Start of Exercise data
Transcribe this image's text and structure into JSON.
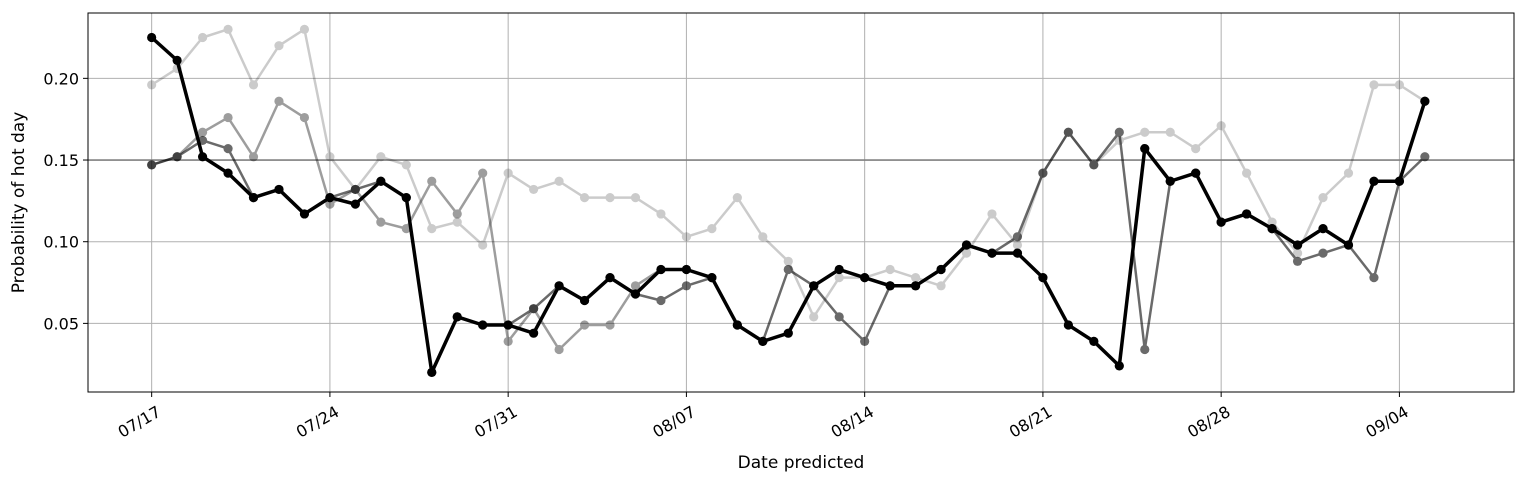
{
  "chart_data": {
    "type": "line",
    "title": "",
    "xlabel": "Date predicted",
    "ylabel": "Probability of hot day",
    "grid": true,
    "x_ticks": [
      "07/17",
      "07/24",
      "07/31",
      "08/07",
      "08/14",
      "08/21",
      "08/28",
      "09/04"
    ],
    "y_ticks": [
      "0.05",
      "0.10",
      "0.15",
      "0.20"
    ],
    "y_tick_values": [
      0.05,
      0.1,
      0.15,
      0.2
    ],
    "ylim": [
      0.008,
      0.24
    ],
    "xlim": [
      "07/14.5",
      "09/08.5"
    ],
    "reference_line": {
      "y": 0.15,
      "color": "#808080"
    },
    "x": [
      "07/17",
      "07/18",
      "07/19",
      "07/20",
      "07/21",
      "07/22",
      "07/23",
      "07/24",
      "07/25",
      "07/26",
      "07/27",
      "07/28",
      "07/29",
      "07/30",
      "07/31",
      "08/01",
      "08/02",
      "08/03",
      "08/04",
      "08/05",
      "08/06",
      "08/07",
      "08/08",
      "08/09",
      "08/10",
      "08/11",
      "08/12",
      "08/13",
      "08/14",
      "08/15",
      "08/16",
      "08/17",
      "08/18",
      "08/19",
      "08/20",
      "08/21",
      "08/22",
      "08/23",
      "08/24",
      "08/25",
      "08/26",
      "08/27",
      "08/28",
      "08/29",
      "08/30",
      "08/31",
      "09/01",
      "09/02",
      "09/03",
      "09/04",
      "09/05"
    ],
    "series": [
      {
        "color": "#000000",
        "opacity": 0.2,
        "width": 2.5,
        "values": [
          0.196,
          0.206,
          0.225,
          0.23,
          0.196,
          0.22,
          0.23,
          0.152,
          0.132,
          0.152,
          0.147,
          0.108,
          0.112,
          0.098,
          0.142,
          0.132,
          0.137,
          0.127,
          0.127,
          0.127,
          0.117,
          0.103,
          0.108,
          0.127,
          0.103,
          0.088,
          0.054,
          0.078,
          0.078,
          0.083,
          0.078,
          0.073,
          0.093,
          0.117,
          0.098,
          0.142,
          0.167,
          0.147,
          0.162,
          0.167,
          0.167,
          0.157,
          0.171,
          0.142,
          0.112,
          0.093,
          0.127,
          0.142,
          0.196,
          0.196,
          0.186
        ]
      },
      {
        "color": "#000000",
        "opacity": 0.38,
        "width": 2.5,
        "values": [
          0.147,
          0.152,
          0.167,
          0.176,
          0.152,
          0.186,
          0.176,
          0.123,
          0.132,
          0.112,
          0.108,
          0.137,
          0.117,
          0.142,
          0.039,
          0.059,
          0.034,
          0.049,
          0.049,
          0.073,
          0.083,
          0.083,
          0.078,
          0.049,
          0.039,
          0.044,
          0.073,
          0.083,
          0.078,
          0.073,
          0.073,
          0.083,
          0.098,
          0.093,
          0.093,
          0.078,
          0.049,
          0.039,
          0.024,
          0.157,
          0.137,
          0.142,
          0.112,
          0.117,
          0.108,
          0.098,
          0.108,
          0.098,
          0.137,
          0.137,
          0.186
        ]
      },
      {
        "color": "#000000",
        "opacity": 0.58,
        "width": 2.5,
        "values": [
          0.147,
          0.152,
          0.162,
          0.157,
          0.127,
          0.132,
          0.117,
          0.127,
          0.132,
          0.137,
          0.127,
          0.02,
          0.054,
          0.049,
          0.049,
          0.059,
          0.073,
          0.064,
          0.078,
          0.068,
          0.064,
          0.073,
          0.078,
          0.049,
          0.039,
          0.083,
          0.073,
          0.054,
          0.039,
          0.073,
          0.073,
          0.083,
          0.098,
          0.093,
          0.103,
          0.142,
          0.167,
          0.147,
          0.167,
          0.034,
          0.137,
          0.142,
          0.112,
          0.117,
          0.108,
          0.088,
          0.093,
          0.098,
          0.078,
          0.137,
          0.152
        ]
      },
      {
        "color": "#000000",
        "opacity": 1.0,
        "width": 3.5,
        "values": [
          0.225,
          0.211,
          0.152,
          0.142,
          0.127,
          0.132,
          0.117,
          0.127,
          0.123,
          0.137,
          0.127,
          0.02,
          0.054,
          0.049,
          0.049,
          0.044,
          0.073,
          0.064,
          0.078,
          0.068,
          0.083,
          0.083,
          0.078,
          0.049,
          0.039,
          0.044,
          0.073,
          0.083,
          0.078,
          0.073,
          0.073,
          0.083,
          0.098,
          0.093,
          0.093,
          0.078,
          0.049,
          0.039,
          0.024,
          0.157,
          0.137,
          0.142,
          0.112,
          0.117,
          0.108,
          0.098,
          0.108,
          0.098,
          0.137,
          0.137,
          0.186
        ]
      }
    ]
  }
}
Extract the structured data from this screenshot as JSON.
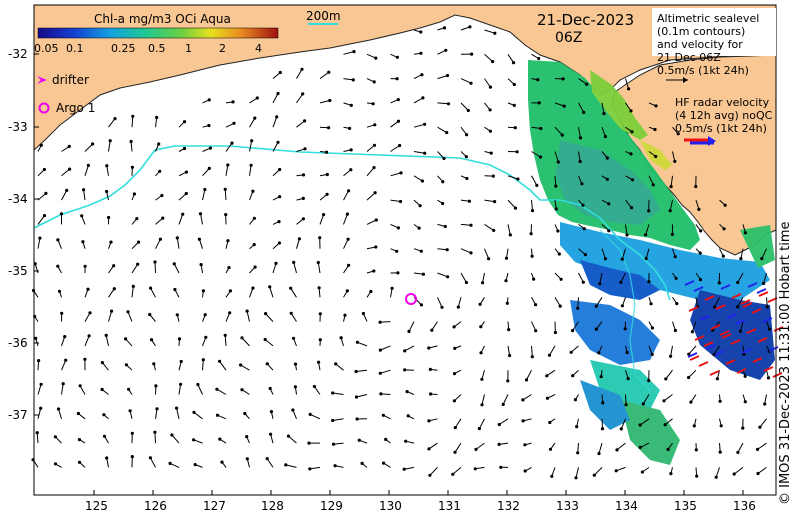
End of Exercise data
Task goal:
Leaving aside the images, write out the entries above word for word.

Exercise output:
Transcribe this image's text and structure into JSON.
{
  "chart_data": {
    "type": "line",
    "title": "",
    "xlabel": "Date predicted",
    "ylabel": "Probability of hot day",
    "grid": true,
    "x_ticks": [
      "07/17",
      "07/24",
      "07/31",
      "08/07",
      "08/14",
      "08/21",
      "08/28",
      "09/04"
    ],
    "y_ticks": [
      "0.05",
      "0.10",
      "0.15",
      "0.20"
    ],
    "y_tick_values": [
      0.05,
      0.1,
      0.15,
      0.2
    ],
    "ylim": [
      0.008,
      0.24
    ],
    "xlim": [
      "07/14.5",
      "09/08.5"
    ],
    "reference_line": {
      "y": 0.15,
      "color": "#808080"
    },
    "x": [
      "07/17",
      "07/18",
      "07/19",
      "07/20",
      "07/21",
      "07/22",
      "07/23",
      "07/24",
      "07/25",
      "07/26",
      "07/27",
      "07/28",
      "07/29",
      "07/30",
      "07/31",
      "08/01",
      "08/02",
      "08/03",
      "08/04",
      "08/05",
      "08/06",
      "08/07",
      "08/08",
      "08/09",
      "08/10",
      "08/11",
      "08/12",
      "08/13",
      "08/14",
      "08/15",
      "08/16",
      "08/17",
      "08/18",
      "08/19",
      "08/20",
      "08/21",
      "08/22",
      "08/23",
      "08/24",
      "08/25",
      "08/26",
      "08/27",
      "08/28",
      "08/29",
      "08/30",
      "08/31",
      "09/01",
      "09/02",
      "09/03",
      "09/04",
      "09/05"
    ],
    "series": [
      {
        "color": "#000000",
        "opacity": 0.2,
        "width": 2.5,
        "values": [
          0.196,
          0.206,
          0.225,
          0.23,
          0.196,
          0.22,
          0.23,
          0.152,
          0.132,
          0.152,
          0.147,
          0.108,
          0.112,
          0.098,
          0.142,
          0.132,
          0.137,
          0.127,
          0.127,
          0.127,
          0.117,
          0.103,
          0.108,
          0.127,
          0.103,
          0.088,
          0.054,
          0.078,
          0.078,
          0.083,
          0.078,
          0.073,
          0.093,
          0.117,
          0.098,
          0.142,
          0.167,
          0.147,
          0.162,
          0.167,
          0.167,
          0.157,
          0.171,
          0.142,
          0.112,
          0.093,
          0.127,
          0.142,
          0.196,
          0.196,
          0.186
        ]
      },
      {
        "color": "#000000",
        "opacity": 0.38,
        "width": 2.5,
        "values": [
          0.147,
          0.152,
          0.167,
          0.176,
          0.152,
          0.186,
          0.176,
          0.123,
          0.132,
          0.112,
          0.108,
          0.137,
          0.117,
          0.142,
          0.039,
          0.059,
          0.034,
          0.049,
          0.049,
          0.073,
          0.083,
          0.083,
          0.078,
          0.049,
          0.039,
          0.044,
          0.073,
          0.083,
          0.078,
          0.073,
          0.073,
          0.083,
          0.098,
          0.093,
          0.093,
          0.078,
          0.049,
          0.039,
          0.024,
          0.157,
          0.137,
          0.142,
          0.112,
          0.117,
          0.108,
          0.098,
          0.108,
          0.098,
          0.137,
          0.137,
          0.186
        ]
      },
      {
        "color": "#000000",
        "opacity": 0.58,
        "width": 2.5,
        "values": [
          0.147,
          0.152,
          0.162,
          0.157,
          0.127,
          0.132,
          0.117,
          0.127,
          0.132,
          0.137,
          0.127,
          0.02,
          0.054,
          0.049,
          0.049,
          0.059,
          0.073,
          0.064,
          0.078,
          0.068,
          0.064,
          0.073,
          0.078,
          0.049,
          0.039,
          0.083,
          0.073,
          0.054,
          0.039,
          0.073,
          0.073,
          0.083,
          0.098,
          0.093,
          0.103,
          0.142,
          0.167,
          0.147,
          0.167,
          0.034,
          0.137,
          0.142,
          0.112,
          0.117,
          0.108,
          0.088,
          0.093,
          0.098,
          0.078,
          0.137,
          0.152
        ]
      },
      {
        "color": "#000000",
        "opacity": 1.0,
        "width": 3.5,
        "values": [
          0.225,
          0.211,
          0.152,
          0.142,
          0.127,
          0.132,
          0.117,
          0.127,
          0.123,
          0.137,
          0.127,
          0.02,
          0.054,
          0.049,
          0.049,
          0.044,
          0.073,
          0.064,
          0.078,
          0.068,
          0.083,
          0.083,
          0.078,
          0.049,
          0.039,
          0.044,
          0.073,
          0.083,
          0.078,
          0.073,
          0.073,
          0.083,
          0.098,
          0.093,
          0.093,
          0.078,
          0.049,
          0.039,
          0.024,
          0.157,
          0.137,
          0.142,
          0.112,
          0.117,
          0.108,
          0.098,
          0.108,
          0.098,
          0.137,
          0.137,
          0.186
        ]
      }
    ]
  }
}
Extract the structured data from this screenshot as JSON.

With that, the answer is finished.